> _Records shown_
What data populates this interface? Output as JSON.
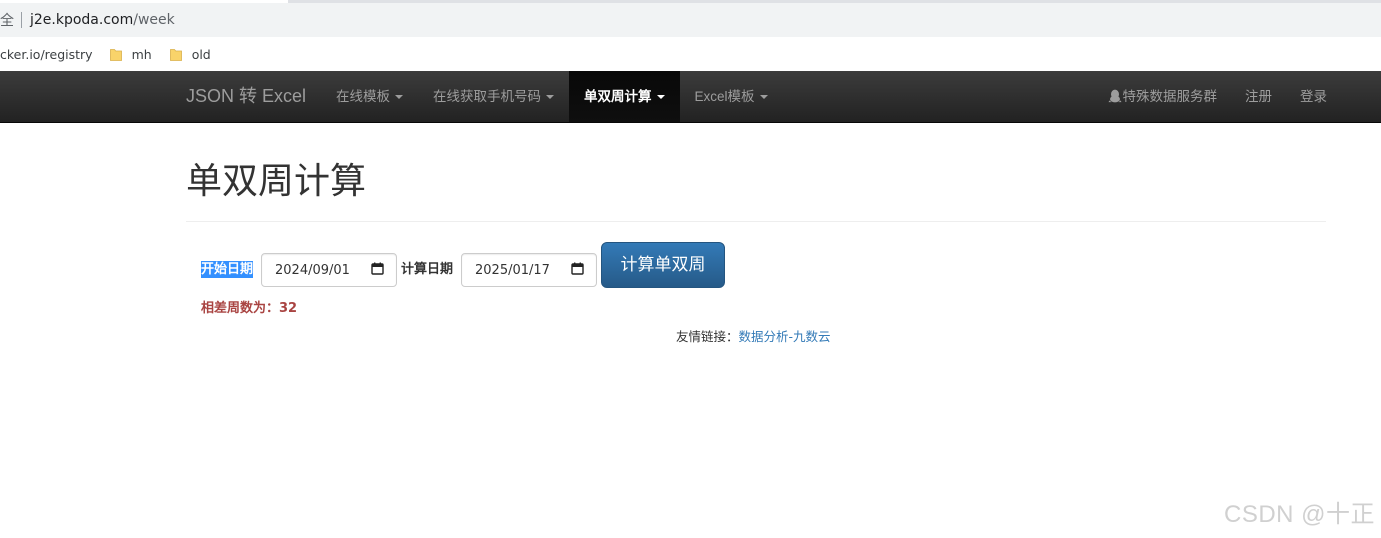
{
  "browser": {
    "secure_label": "全",
    "url_host": "j2e.kpoda.com",
    "url_path": "/week",
    "bookmarks": [
      {
        "label": "cker.io/registry"
      },
      {
        "label": "mh"
      },
      {
        "label": "old"
      }
    ]
  },
  "navbar": {
    "brand": "JSON 转 Excel",
    "items": [
      {
        "label": "在线模板",
        "active": false
      },
      {
        "label": "在线获取手机号码",
        "active": false
      },
      {
        "label": "单双周计算",
        "active": true
      },
      {
        "label": "Excel模板",
        "active": false
      }
    ],
    "right": {
      "qq_group": "特殊数据服务群",
      "register": "注册",
      "login": "登录"
    }
  },
  "main": {
    "title": "单双周计算",
    "form": {
      "start_label": "开始日期",
      "start_value": "2024/09/01",
      "end_label": "计算日期",
      "end_value": "2025/01/17",
      "submit_label": "计算单双周"
    },
    "result": "相差周数为：32",
    "friend_links": {
      "prefix": "友情链接：",
      "link_text": "数据分析-九数云"
    }
  },
  "watermark": "CSDN @十正",
  "colors": {
    "navbar_bg": "#222222",
    "button_primary": "#337ab7",
    "result_text": "#a94442",
    "link": "#337ab7",
    "selection": "#3390ff"
  }
}
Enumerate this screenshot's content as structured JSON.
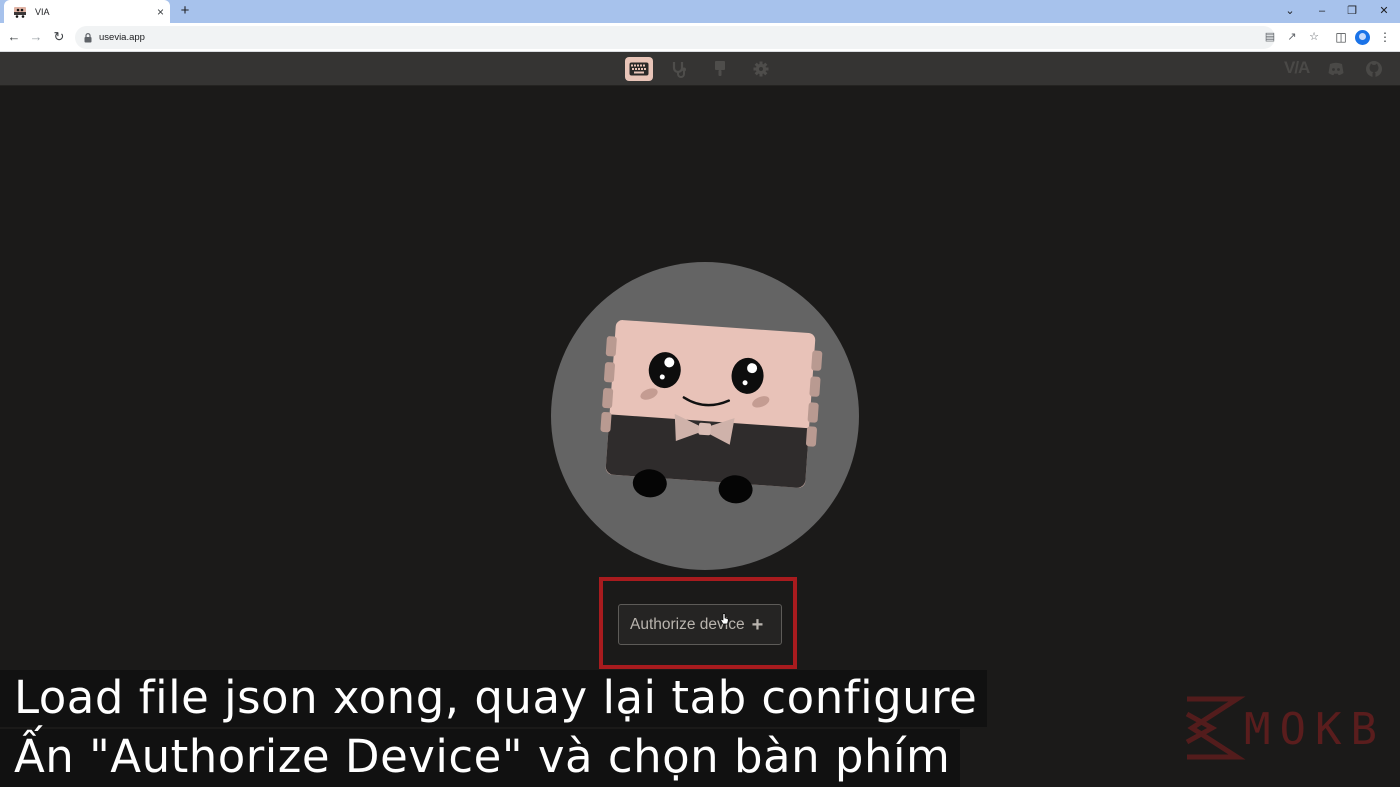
{
  "browser": {
    "tab_title": "VIA",
    "tab_close": "×",
    "new_tab": "+",
    "url": "usevia.app",
    "window_controls": {
      "list": "⌄",
      "minimize": "–",
      "restore": "❐",
      "close": "✕"
    }
  },
  "app": {
    "nav": [
      {
        "name": "configure",
        "icon": "keyboard-icon",
        "active": true
      },
      {
        "name": "test",
        "icon": "stethoscope-icon",
        "active": false
      },
      {
        "name": "design",
        "icon": "brush-icon",
        "active": false
      },
      {
        "name": "settings",
        "icon": "gear-icon",
        "active": false
      }
    ],
    "brand": "V/A",
    "external_links": [
      "discord-icon",
      "github-icon"
    ],
    "authorize_button": {
      "label": "Authorize device",
      "icon": "+"
    },
    "colors": {
      "accent": "#e8c4b8",
      "highlight_border": "#a81b1e",
      "background": "#1b1a19"
    }
  },
  "captions": {
    "line1": "Load file json xong, quay lại tab configure",
    "line2": "Ấn \"Authorize Device\" và chọn bàn phím"
  },
  "watermark": {
    "text": "MOKB"
  }
}
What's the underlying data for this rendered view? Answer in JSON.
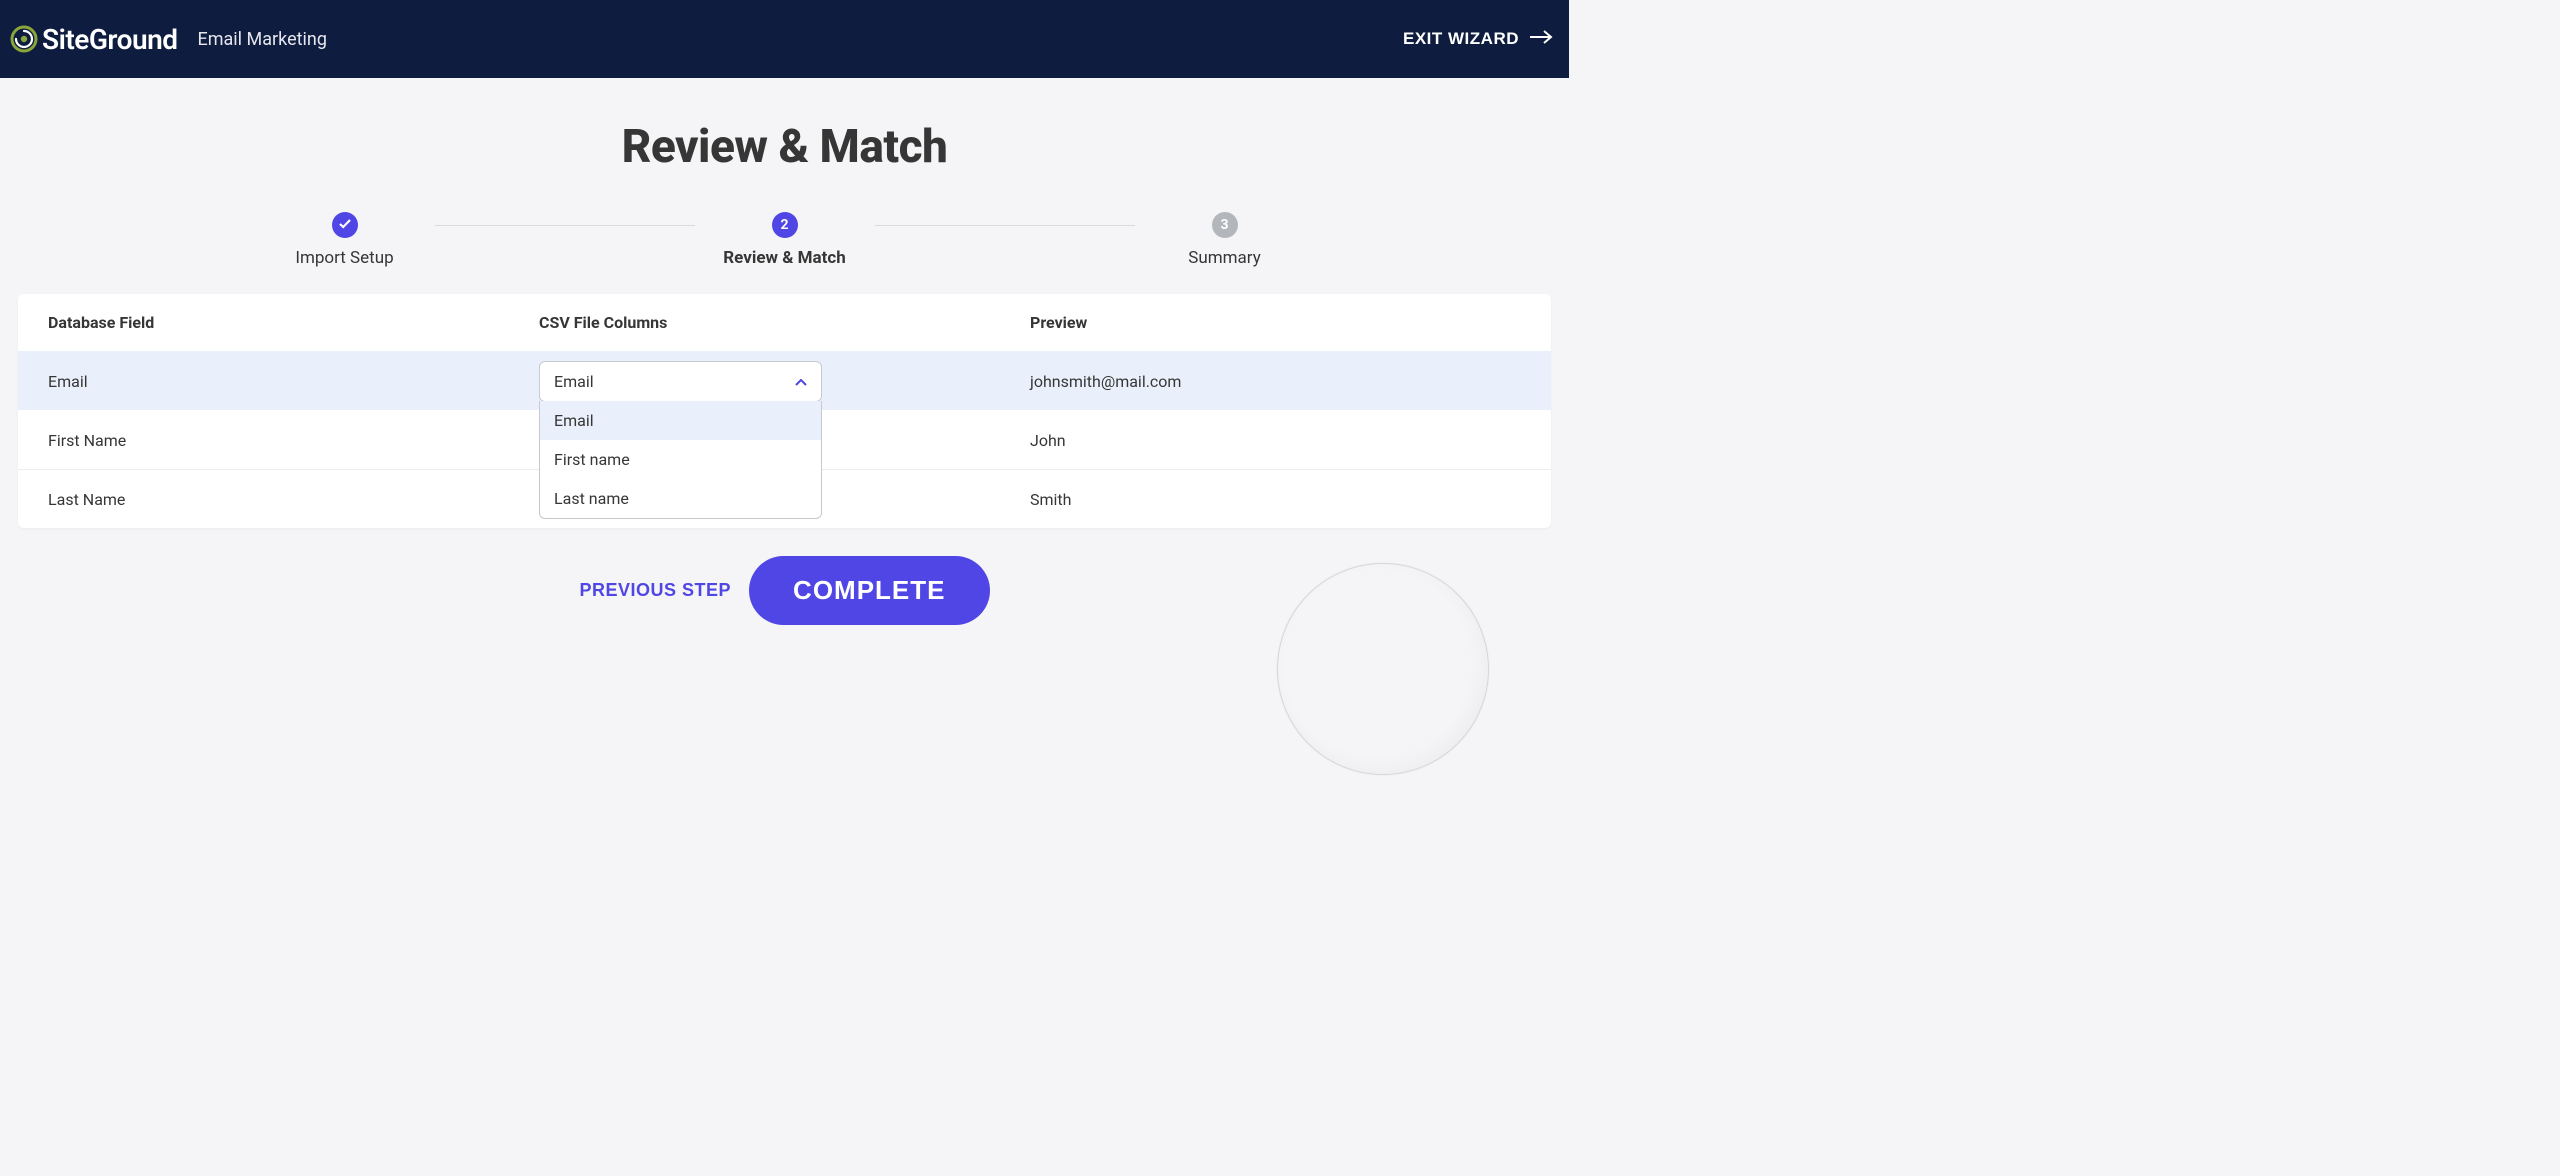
{
  "header": {
    "brand": "SiteGround",
    "subtitle": "Email Marketing",
    "exit_label": "EXIT WIZARD"
  },
  "page_title": "Review & Match",
  "steps": {
    "s1": {
      "label": "Import Setup"
    },
    "s2": {
      "label": "Review & Match",
      "number": "2"
    },
    "s3": {
      "label": "Summary",
      "number": "3"
    }
  },
  "table": {
    "headers": {
      "db": "Database Field",
      "csv": "CSV File Columns",
      "preview": "Preview"
    },
    "rows": {
      "r0": {
        "db": "Email",
        "csv_selected": "Email",
        "preview": "johnsmith@mail.com"
      },
      "r1": {
        "db": "First Name",
        "preview": "John"
      },
      "r2": {
        "db": "Last Name",
        "preview": "Smith"
      }
    }
  },
  "dropdown": {
    "options": {
      "o0": "Email",
      "o1": "First name",
      "o2": "Last name"
    }
  },
  "actions": {
    "previous": "PREVIOUS STEP",
    "complete": "COMPLETE"
  },
  "colors": {
    "primary": "#4f46e5",
    "header_bg": "#0e1c3f"
  }
}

> _The problem_
Omit the pictures and reproduce the listing exactly.

> _Full response_
What data populates this interface? Output as JSON.
{
  "browser": {
    "secure_label": "全",
    "url_host": "j2e.kpoda.com",
    "url_path": "/week",
    "bookmarks": [
      {
        "label": "cker.io/registry"
      },
      {
        "label": "mh"
      },
      {
        "label": "old"
      }
    ]
  },
  "navbar": {
    "brand": "JSON 转 Excel",
    "items": [
      {
        "label": "在线模板",
        "active": false
      },
      {
        "label": "在线获取手机号码",
        "active": false
      },
      {
        "label": "单双周计算",
        "active": true
      },
      {
        "label": "Excel模板",
        "active": false
      }
    ],
    "right": {
      "qq_group": "特殊数据服务群",
      "register": "注册",
      "login": "登录"
    }
  },
  "main": {
    "title": "单双周计算",
    "form": {
      "start_label": "开始日期",
      "start_value": "2024/09/01",
      "end_label": "计算日期",
      "end_value": "2025/01/17",
      "submit_label": "计算单双周"
    },
    "result": "相差周数为：32",
    "friend_links": {
      "prefix": "友情链接：",
      "link_text": "数据分析-九数云"
    }
  },
  "watermark": "CSDN @十正",
  "colors": {
    "navbar_bg": "#222222",
    "button_primary": "#337ab7",
    "result_text": "#a94442",
    "link": "#337ab7",
    "selection": "#3390ff"
  }
}
Enumerate this screenshot's content as structured JSON.
{
  "browser": {
    "tab_title": "VIA",
    "tab_close": "×",
    "new_tab": "+",
    "url": "usevia.app",
    "window_controls": {
      "list": "⌄",
      "minimize": "–",
      "restore": "❐",
      "close": "✕"
    }
  },
  "app": {
    "nav": [
      {
        "name": "configure",
        "icon": "keyboard-icon",
        "active": true
      },
      {
        "name": "test",
        "icon": "stethoscope-icon",
        "active": false
      },
      {
        "name": "design",
        "icon": "brush-icon",
        "active": false
      },
      {
        "name": "settings",
        "icon": "gear-icon",
        "active": false
      }
    ],
    "brand": "V/A",
    "external_links": [
      "discord-icon",
      "github-icon"
    ],
    "authorize_button": {
      "label": "Authorize device",
      "icon": "+"
    },
    "colors": {
      "accent": "#e8c4b8",
      "highlight_border": "#a81b1e",
      "background": "#1b1a19"
    }
  },
  "captions": {
    "line1": "Load file json xong, quay lại tab configure",
    "line2": "Ấn \"Authorize Device\" và chọn bàn phím"
  },
  "watermark": {
    "text": "MOKB"
  }
}
What's the underlying data for this rendered view? Answer in JSON.
{
  "header": {
    "brand": "SiteGround",
    "subtitle": "Email Marketing",
    "exit_label": "EXIT WIZARD"
  },
  "page_title": "Review & Match",
  "steps": {
    "s1": {
      "label": "Import Setup"
    },
    "s2": {
      "label": "Review & Match",
      "number": "2"
    },
    "s3": {
      "label": "Summary",
      "number": "3"
    }
  },
  "table": {
    "headers": {
      "db": "Database Field",
      "csv": "CSV File Columns",
      "preview": "Preview"
    },
    "rows": {
      "r0": {
        "db": "Email",
        "csv_selected": "Email",
        "preview": "johnsmith@mail.com"
      },
      "r1": {
        "db": "First Name",
        "preview": "John"
      },
      "r2": {
        "db": "Last Name",
        "preview": "Smith"
      }
    }
  },
  "dropdown": {
    "options": {
      "o0": "Email",
      "o1": "First name",
      "o2": "Last name"
    }
  },
  "actions": {
    "previous": "PREVIOUS STEP",
    "complete": "COMPLETE"
  },
  "colors": {
    "primary": "#4f46e5",
    "header_bg": "#0e1c3f"
  }
}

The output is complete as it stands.